WHAT IS NEEDED: Pick out all lines of the entries that include the word "Нижегородской" and copy them.

● ● ●

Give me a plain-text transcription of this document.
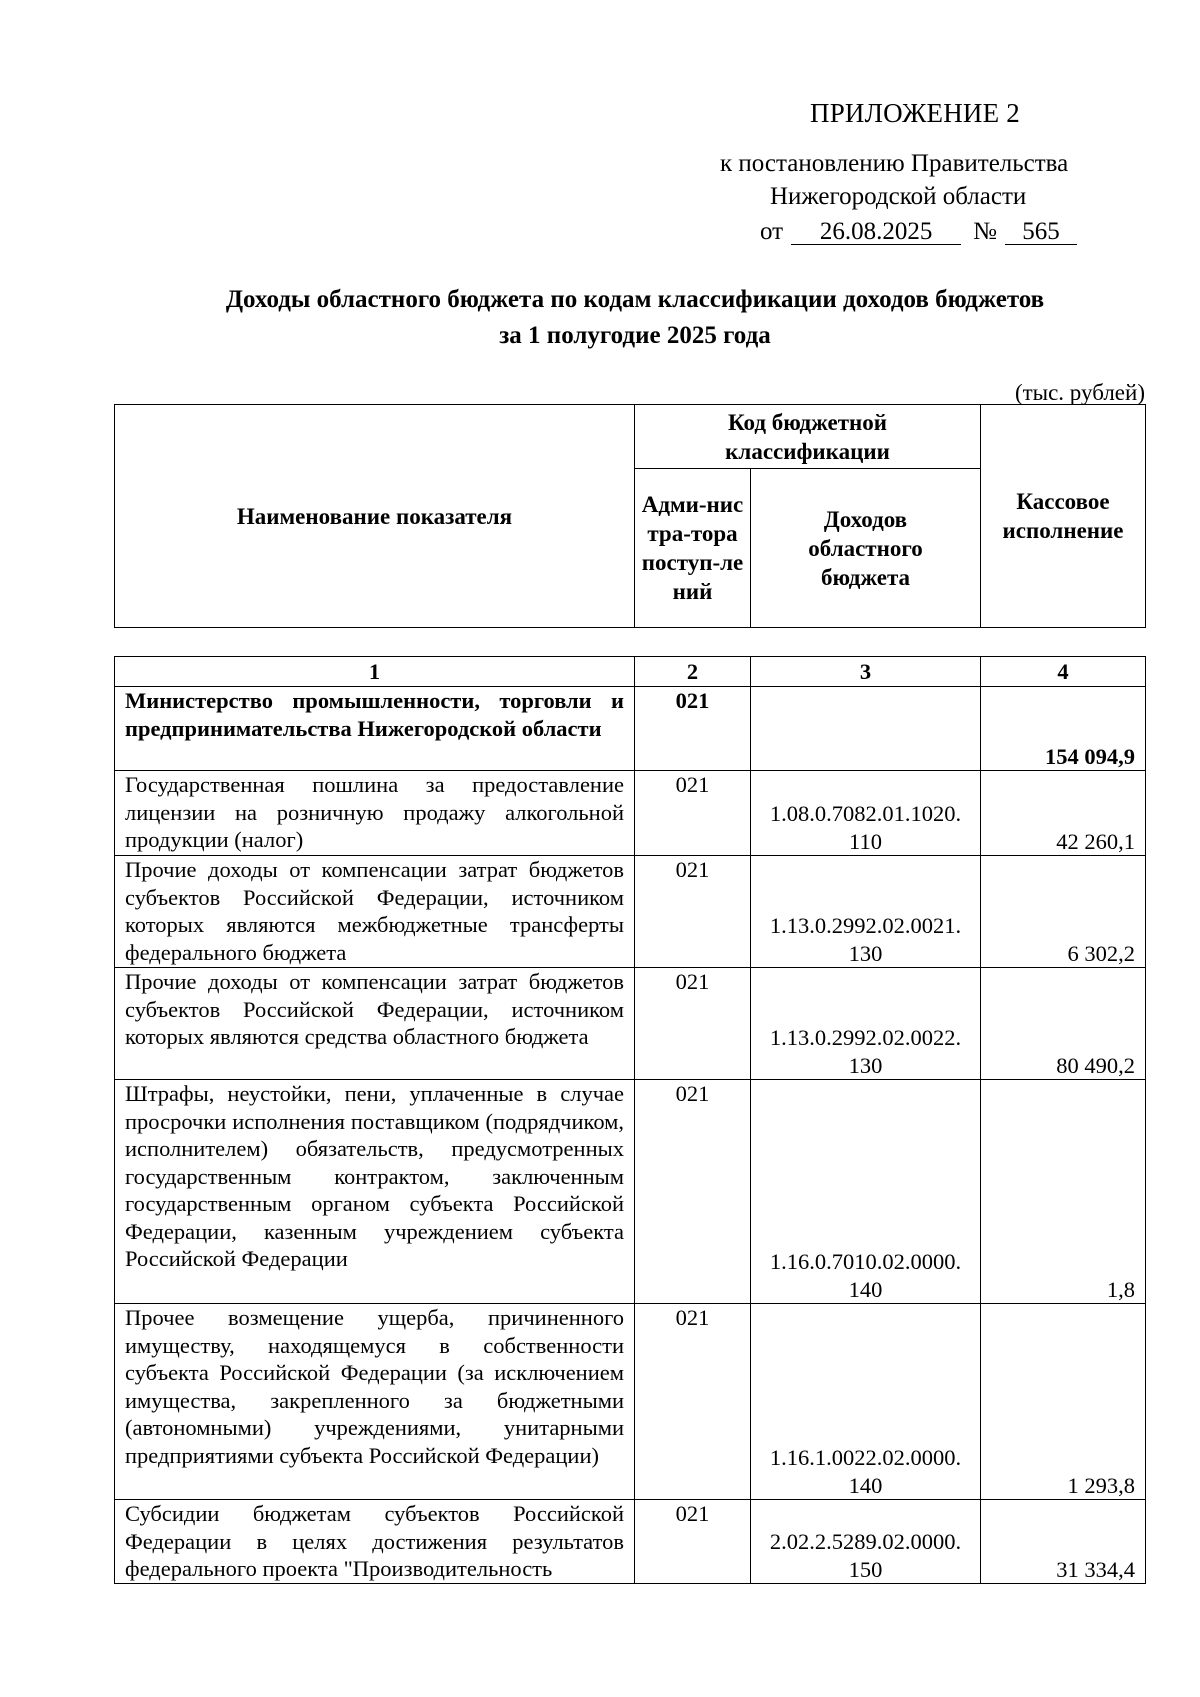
ПРИЛОЖЕНИЕ 2
к постановлению Правительства
Нижегородской области
от 26.08.2025 № 565
Доходы областного бюджета по кодам классификации доходов бюджетов
за 1 полугодие 2025 года
(тыс. рублей)
Наименование показателя	Код бюджетной классификации		Кассовое исполнение

	Адми-нистра-тора поступ-лений	Доходов областного бюджета	
1	2	3	4
Министерство промышленности, торговли и предпринимательства Нижегородской области	021		154 094,9
Государственная пошлина за предоставление лицензии на розничную продажу алкогольной продукции (налог)	021	1.08.0.7082.01.1020. 110	42 260,1
Прочие доходы от компенсации затрат бюджетов субъектов Российской Федерации, источником которых являются межбюджетные трансферты федерального бюджета	021	1.13.0.2992.02.0021. 130	6 302,2
Прочие доходы от компенсации затрат бюджетов субъектов Российской Федерации, источником которых являются средства областного бюджета	021	1.13.0.2992.02.0022. 130	80 490,2
Штрафы, неустойки, пени, уплаченные в случае просрочки исполнения поставщиком (подрядчиком, исполнителем) обязательств, предусмотренных государственным контрактом, заключенным государственным органом субъекта Российской Федерации, казенным учреждением субъекта Российской Федерации	021	1.16.0.7010.02.0000. 140	1,8
Прочее возмещение ущерба, причиненного имуществу, находящемуся в собственности субъекта Российской Федерации (за исключением имущества, закрепленного за бюджетными (автономными) учреждениями, унитарными предприятиями субъекта Российской Федерации)	021	1.16.1.0022.02.0000. 140	1 293,8
Субсидии бюджетам субъектов Российской Федерации в целях достижения результатов федерального проекта "Производительность	021	2.02.2.5289.02.0000. 150	31 334,4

● ● ●

CORRECT OUTPUT:
Нижегородской области
Министерство промышленности, торговли и предпринимательства Нижегородской области	021		154 094,9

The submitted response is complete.